## TO DO
Pictures aside, write out every record exactly as it appears.

* * *

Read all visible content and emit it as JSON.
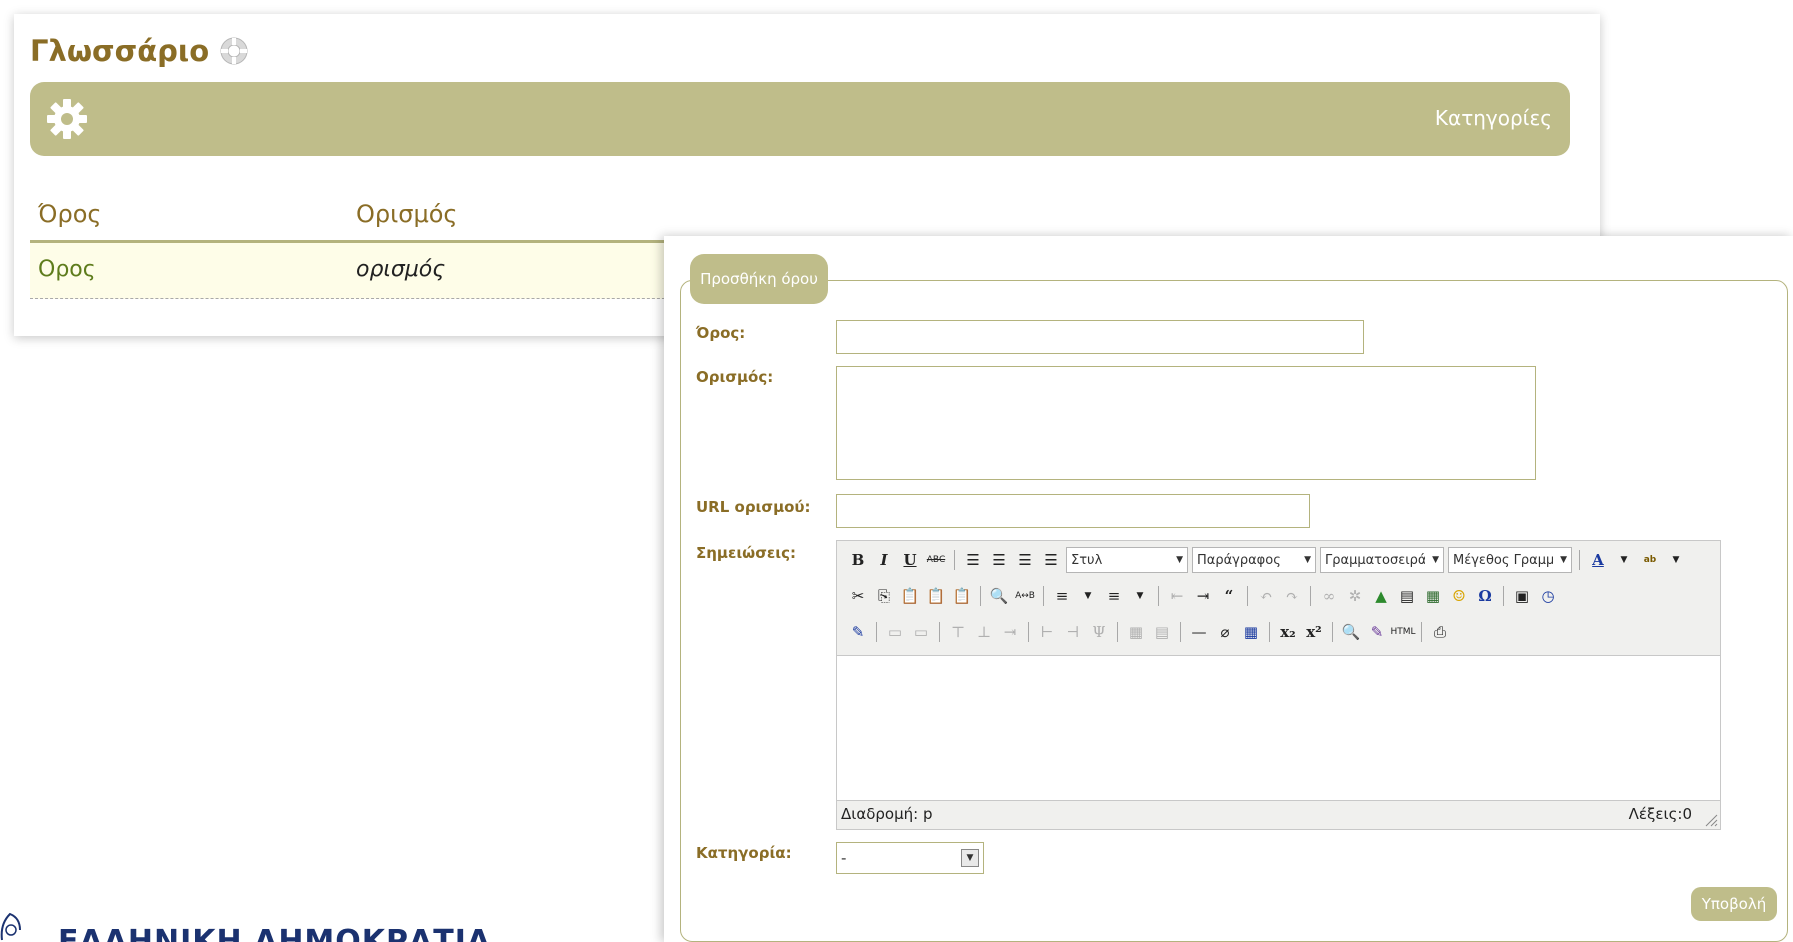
{
  "glossary": {
    "title": "Γλωσσάριο",
    "categories_link": "Κατηγορίες",
    "columns": [
      "Όρος",
      "Ορισμός"
    ],
    "rows": [
      {
        "term": "Ορος",
        "definition": "ορισμός"
      }
    ]
  },
  "dialog": {
    "legend": "Προσθήκη όρου",
    "term_label": "Όρος:",
    "definition_label": "Ορισμός:",
    "url_label": "URL ορισμού:",
    "notes_label": "Σημειώσεις:",
    "category_label": "Κατηγορία:",
    "category_value": "-",
    "submit_label": "Υποβολή",
    "term_value": "",
    "definition_value": "",
    "url_value": ""
  },
  "editor": {
    "style_select": "Στυλ",
    "format_select": "Παράγραφος",
    "font_select": "Γραμματοσειρά",
    "size_select": "Μέγεθος Γραμμ",
    "path_status": "Διαδρομή: p",
    "word_count": "Λέξεις:0"
  },
  "footer": {
    "org_name": "ΕΛΛΗΝΙΚΗ ΔΗΜΟΚΡΑΤΙΑ"
  },
  "colors": {
    "accent": "#bfbd8a",
    "label": "#8a6d26",
    "term_link": "#5e7c1c",
    "footer_text": "#1b3270"
  }
}
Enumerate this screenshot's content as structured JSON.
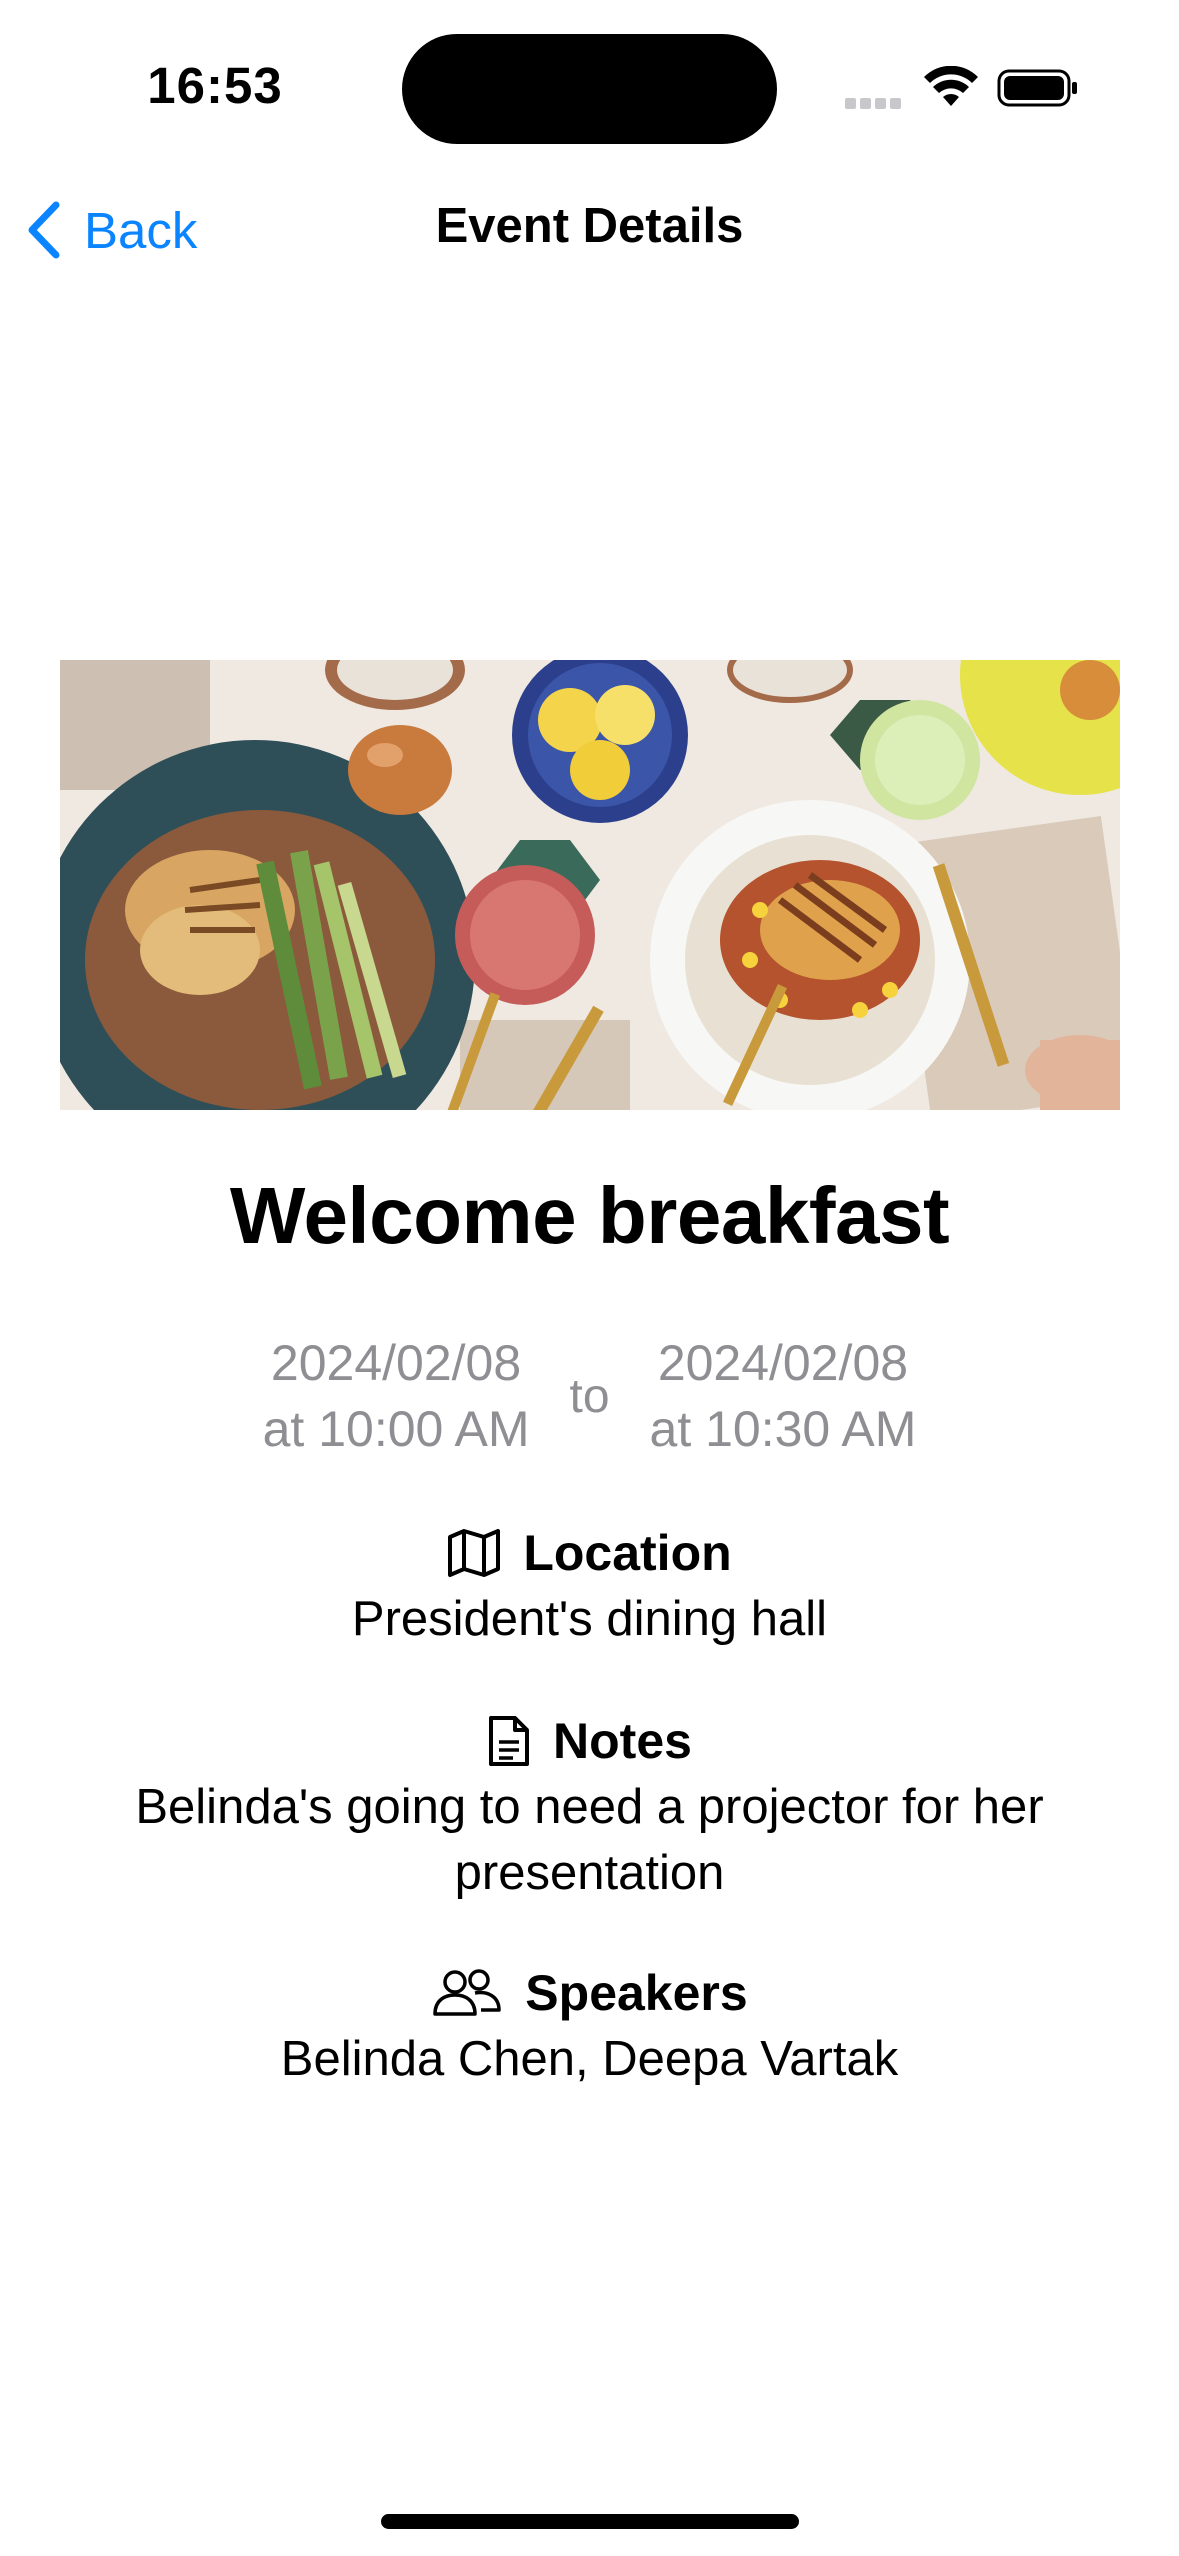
{
  "status_bar": {
    "time": "16:53"
  },
  "nav": {
    "back_label": "Back",
    "title": "Event Details"
  },
  "event": {
    "title": "Welcome breakfast",
    "start_date": "2024/02/08",
    "start_time": "at 10:00 AM",
    "to_label": "to",
    "end_date": "2024/02/08",
    "end_time": "at 10:30 AM"
  },
  "sections": {
    "location": {
      "icon": "map-icon",
      "label": "Location",
      "value": "President's dining hall"
    },
    "notes": {
      "icon": "document-icon",
      "label": "Notes",
      "value": "Belinda's going to need a projector for her presentation"
    },
    "speakers": {
      "icon": "people-icon",
      "label": "Speakers",
      "value": "Belinda Chen, Deepa Vartak"
    }
  },
  "colors": {
    "accent": "#0a84ff",
    "secondary_text": "#8e8e93"
  }
}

* * *

## THE REPLY
Read all visible content and emit it as JSON.
{
  "glossary": {
    "title": "Γλωσσάριο",
    "categories_link": "Κατηγορίες",
    "columns": [
      "Όρος",
      "Ορισμός"
    ],
    "rows": [
      {
        "term": "Ορος",
        "definition": "ορισμός"
      }
    ]
  },
  "dialog": {
    "legend": "Προσθήκη όρου",
    "term_label": "Όρος:",
    "definition_label": "Ορισμός:",
    "url_label": "URL ορισμού:",
    "notes_label": "Σημειώσεις:",
    "category_label": "Κατηγορία:",
    "category_value": "-",
    "submit_label": "Υποβολή",
    "term_value": "",
    "definition_value": "",
    "url_value": ""
  },
  "editor": {
    "style_select": "Στυλ",
    "format_select": "Παράγραφος",
    "font_select": "Γραμματοσειρά",
    "size_select": "Μέγεθος Γραμμ",
    "path_status": "Διαδρομή: p",
    "word_count": "Λέξεις:0"
  },
  "footer": {
    "org_name": "ΕΛΛΗΝΙΚΗ ΔΗΜΟΚΡΑΤΙΑ"
  },
  "colors": {
    "accent": "#bfbd8a",
    "label": "#8a6d26",
    "term_link": "#5e7c1c",
    "footer_text": "#1b3270"
  }
}
Enumerate this screenshot's content as structured JSON.
{
  "status_bar": {
    "time": "16:53"
  },
  "nav": {
    "back_label": "Back",
    "title": "Event Details"
  },
  "event": {
    "title": "Welcome breakfast",
    "start_date": "2024/02/08",
    "start_time": "at 10:00 AM",
    "to_label": "to",
    "end_date": "2024/02/08",
    "end_time": "at 10:30 AM"
  },
  "sections": {
    "location": {
      "icon": "map-icon",
      "label": "Location",
      "value": "President's dining hall"
    },
    "notes": {
      "icon": "document-icon",
      "label": "Notes",
      "value": "Belinda's going to need a projector for her presentation"
    },
    "speakers": {
      "icon": "people-icon",
      "label": "Speakers",
      "value": "Belinda Chen, Deepa Vartak"
    }
  },
  "colors": {
    "accent": "#0a84ff",
    "secondary_text": "#8e8e93"
  }
}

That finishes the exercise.